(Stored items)

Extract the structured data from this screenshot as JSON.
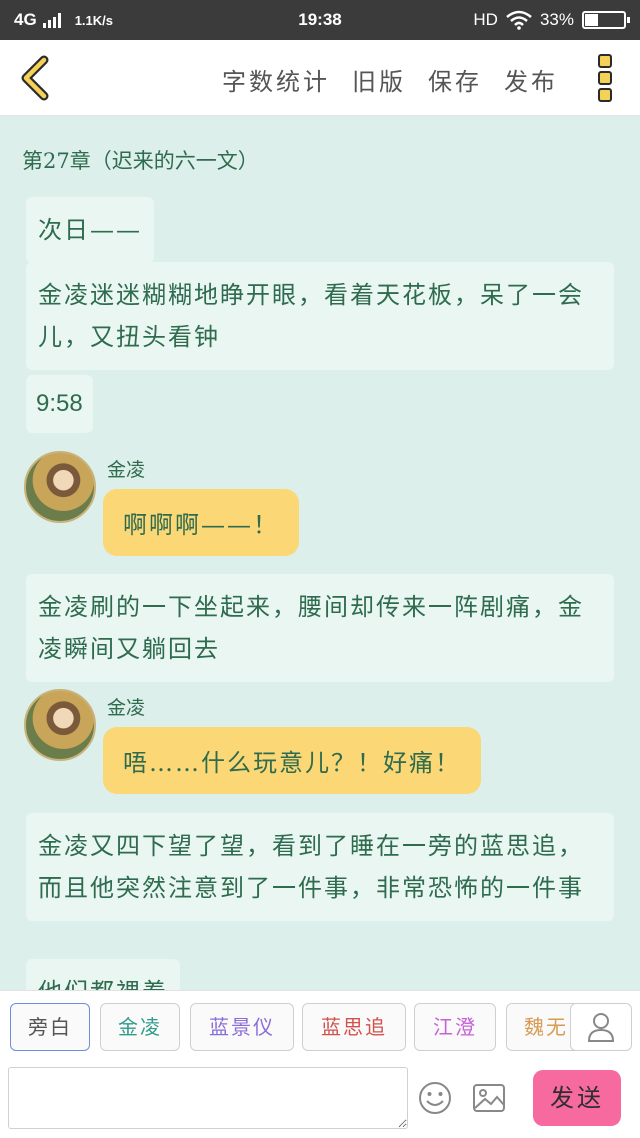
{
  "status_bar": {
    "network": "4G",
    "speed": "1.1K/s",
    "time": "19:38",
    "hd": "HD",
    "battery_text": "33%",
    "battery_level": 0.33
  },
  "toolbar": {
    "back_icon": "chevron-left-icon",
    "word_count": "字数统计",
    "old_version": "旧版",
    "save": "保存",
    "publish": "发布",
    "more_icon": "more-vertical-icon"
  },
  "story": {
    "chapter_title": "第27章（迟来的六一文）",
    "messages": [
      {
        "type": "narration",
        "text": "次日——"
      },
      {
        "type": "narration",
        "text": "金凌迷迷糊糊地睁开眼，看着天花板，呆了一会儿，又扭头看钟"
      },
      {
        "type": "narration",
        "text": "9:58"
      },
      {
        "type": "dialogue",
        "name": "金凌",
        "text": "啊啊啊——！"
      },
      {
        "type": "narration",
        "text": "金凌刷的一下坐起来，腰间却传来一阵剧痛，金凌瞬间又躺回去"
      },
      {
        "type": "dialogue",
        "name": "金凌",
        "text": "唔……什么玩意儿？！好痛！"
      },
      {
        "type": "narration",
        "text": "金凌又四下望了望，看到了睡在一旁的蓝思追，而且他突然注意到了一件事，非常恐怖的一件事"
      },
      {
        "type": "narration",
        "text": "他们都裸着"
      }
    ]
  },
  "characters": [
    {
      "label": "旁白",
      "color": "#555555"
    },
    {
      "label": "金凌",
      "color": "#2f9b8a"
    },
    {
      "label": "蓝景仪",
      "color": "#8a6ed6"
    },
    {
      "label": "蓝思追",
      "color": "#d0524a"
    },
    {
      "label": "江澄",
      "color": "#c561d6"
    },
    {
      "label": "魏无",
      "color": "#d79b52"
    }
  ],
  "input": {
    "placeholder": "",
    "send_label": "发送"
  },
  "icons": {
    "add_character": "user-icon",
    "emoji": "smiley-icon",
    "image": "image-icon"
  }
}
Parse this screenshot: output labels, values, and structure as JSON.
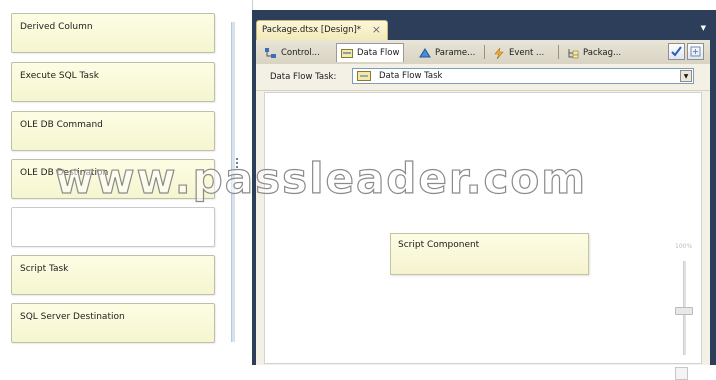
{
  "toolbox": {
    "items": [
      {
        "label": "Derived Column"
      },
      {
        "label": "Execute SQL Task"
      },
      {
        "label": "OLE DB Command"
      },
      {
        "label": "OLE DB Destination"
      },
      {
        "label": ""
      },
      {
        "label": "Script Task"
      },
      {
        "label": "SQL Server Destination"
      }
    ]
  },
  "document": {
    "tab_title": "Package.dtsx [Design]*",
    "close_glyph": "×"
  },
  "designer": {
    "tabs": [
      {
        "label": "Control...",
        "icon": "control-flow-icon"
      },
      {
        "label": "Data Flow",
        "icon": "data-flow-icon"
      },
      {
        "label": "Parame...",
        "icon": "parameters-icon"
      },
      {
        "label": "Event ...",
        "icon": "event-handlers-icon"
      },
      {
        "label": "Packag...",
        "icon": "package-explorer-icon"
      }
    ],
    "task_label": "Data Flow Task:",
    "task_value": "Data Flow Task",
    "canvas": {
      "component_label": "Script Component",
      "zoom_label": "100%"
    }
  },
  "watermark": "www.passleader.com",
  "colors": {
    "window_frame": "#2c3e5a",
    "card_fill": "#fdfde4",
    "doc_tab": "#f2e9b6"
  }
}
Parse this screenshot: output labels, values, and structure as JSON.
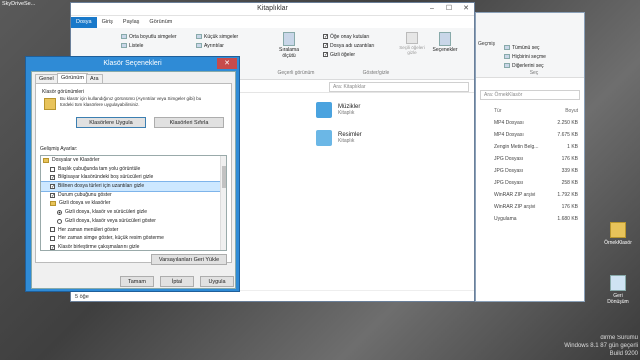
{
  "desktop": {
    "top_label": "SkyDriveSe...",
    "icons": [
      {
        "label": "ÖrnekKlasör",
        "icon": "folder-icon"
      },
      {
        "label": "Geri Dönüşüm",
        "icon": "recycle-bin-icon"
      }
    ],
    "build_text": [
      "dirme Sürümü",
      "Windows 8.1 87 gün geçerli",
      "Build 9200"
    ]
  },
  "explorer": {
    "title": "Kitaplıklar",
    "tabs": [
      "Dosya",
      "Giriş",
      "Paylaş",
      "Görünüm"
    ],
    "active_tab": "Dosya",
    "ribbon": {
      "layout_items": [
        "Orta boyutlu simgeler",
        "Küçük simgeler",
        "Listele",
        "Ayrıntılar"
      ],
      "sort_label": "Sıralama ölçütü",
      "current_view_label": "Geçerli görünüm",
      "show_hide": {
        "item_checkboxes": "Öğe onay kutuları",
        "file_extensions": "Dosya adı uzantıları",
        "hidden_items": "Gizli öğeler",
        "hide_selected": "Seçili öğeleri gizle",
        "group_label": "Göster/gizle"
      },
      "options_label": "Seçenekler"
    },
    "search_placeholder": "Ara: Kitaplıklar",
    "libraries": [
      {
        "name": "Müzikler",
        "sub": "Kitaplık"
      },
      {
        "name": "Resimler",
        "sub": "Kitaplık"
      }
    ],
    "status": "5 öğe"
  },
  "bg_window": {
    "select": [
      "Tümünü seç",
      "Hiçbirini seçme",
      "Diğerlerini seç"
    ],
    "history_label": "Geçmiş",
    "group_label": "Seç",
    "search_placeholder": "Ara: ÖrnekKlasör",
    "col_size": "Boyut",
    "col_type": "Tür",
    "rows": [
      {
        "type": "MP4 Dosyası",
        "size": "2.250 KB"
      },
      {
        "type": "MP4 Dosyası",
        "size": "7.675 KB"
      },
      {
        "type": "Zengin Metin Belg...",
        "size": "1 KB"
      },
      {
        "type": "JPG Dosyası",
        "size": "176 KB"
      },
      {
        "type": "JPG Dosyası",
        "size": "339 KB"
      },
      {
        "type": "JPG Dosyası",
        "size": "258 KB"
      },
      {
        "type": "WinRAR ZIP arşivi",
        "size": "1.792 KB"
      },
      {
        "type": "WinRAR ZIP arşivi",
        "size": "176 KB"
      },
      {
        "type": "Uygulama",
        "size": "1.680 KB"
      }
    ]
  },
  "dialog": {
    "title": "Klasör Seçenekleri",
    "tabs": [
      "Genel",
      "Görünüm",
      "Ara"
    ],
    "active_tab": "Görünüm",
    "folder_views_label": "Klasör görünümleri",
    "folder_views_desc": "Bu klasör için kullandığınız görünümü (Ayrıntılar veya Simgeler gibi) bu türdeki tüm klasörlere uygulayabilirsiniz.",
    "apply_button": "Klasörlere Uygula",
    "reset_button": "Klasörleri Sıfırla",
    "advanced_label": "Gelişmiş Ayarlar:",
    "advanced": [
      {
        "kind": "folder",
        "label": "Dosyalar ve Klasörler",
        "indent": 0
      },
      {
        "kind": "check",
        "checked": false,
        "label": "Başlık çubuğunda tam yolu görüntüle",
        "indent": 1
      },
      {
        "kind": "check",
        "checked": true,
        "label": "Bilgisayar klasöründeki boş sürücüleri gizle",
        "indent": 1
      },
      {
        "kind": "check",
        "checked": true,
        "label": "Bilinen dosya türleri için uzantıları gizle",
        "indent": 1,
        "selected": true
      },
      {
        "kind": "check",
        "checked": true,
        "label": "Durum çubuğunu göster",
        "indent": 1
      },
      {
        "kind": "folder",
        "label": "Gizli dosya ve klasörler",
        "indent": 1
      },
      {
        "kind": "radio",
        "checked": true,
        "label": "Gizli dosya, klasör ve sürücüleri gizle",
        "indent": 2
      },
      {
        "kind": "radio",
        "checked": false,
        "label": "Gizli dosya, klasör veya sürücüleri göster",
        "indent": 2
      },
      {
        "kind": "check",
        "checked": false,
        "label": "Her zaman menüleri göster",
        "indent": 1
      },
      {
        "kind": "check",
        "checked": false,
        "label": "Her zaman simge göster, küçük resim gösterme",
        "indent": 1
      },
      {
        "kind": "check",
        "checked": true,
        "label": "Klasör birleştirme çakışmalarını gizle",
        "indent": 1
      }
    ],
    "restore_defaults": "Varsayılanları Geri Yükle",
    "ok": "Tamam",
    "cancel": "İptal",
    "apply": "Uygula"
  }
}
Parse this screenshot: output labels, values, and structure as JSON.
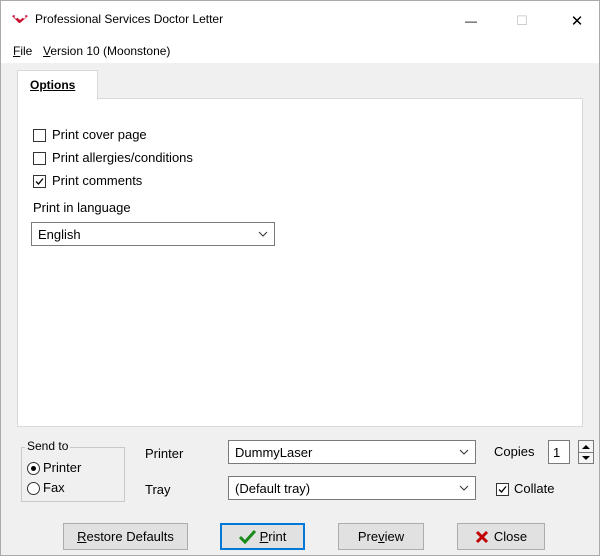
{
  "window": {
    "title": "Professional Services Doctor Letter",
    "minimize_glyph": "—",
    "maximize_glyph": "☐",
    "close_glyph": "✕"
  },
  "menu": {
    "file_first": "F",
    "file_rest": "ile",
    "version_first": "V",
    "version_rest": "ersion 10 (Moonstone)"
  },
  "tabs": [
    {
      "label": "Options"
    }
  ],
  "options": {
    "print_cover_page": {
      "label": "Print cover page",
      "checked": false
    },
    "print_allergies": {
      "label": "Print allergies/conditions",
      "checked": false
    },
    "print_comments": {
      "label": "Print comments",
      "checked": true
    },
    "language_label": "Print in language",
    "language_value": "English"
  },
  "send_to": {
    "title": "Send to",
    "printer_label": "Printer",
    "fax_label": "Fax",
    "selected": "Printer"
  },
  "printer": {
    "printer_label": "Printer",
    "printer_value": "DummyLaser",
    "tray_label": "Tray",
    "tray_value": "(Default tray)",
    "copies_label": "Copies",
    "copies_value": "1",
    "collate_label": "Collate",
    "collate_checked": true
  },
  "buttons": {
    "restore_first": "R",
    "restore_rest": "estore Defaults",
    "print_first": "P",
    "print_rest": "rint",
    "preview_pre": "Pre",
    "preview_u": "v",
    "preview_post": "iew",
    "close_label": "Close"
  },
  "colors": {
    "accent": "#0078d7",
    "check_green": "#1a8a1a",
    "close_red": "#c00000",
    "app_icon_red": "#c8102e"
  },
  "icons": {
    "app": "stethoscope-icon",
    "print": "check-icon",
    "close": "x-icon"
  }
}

§ **Objective**
The word "ÖrnekKlasör" appears in how many lines of the data? Answer with only the number.

§ **The solution**
2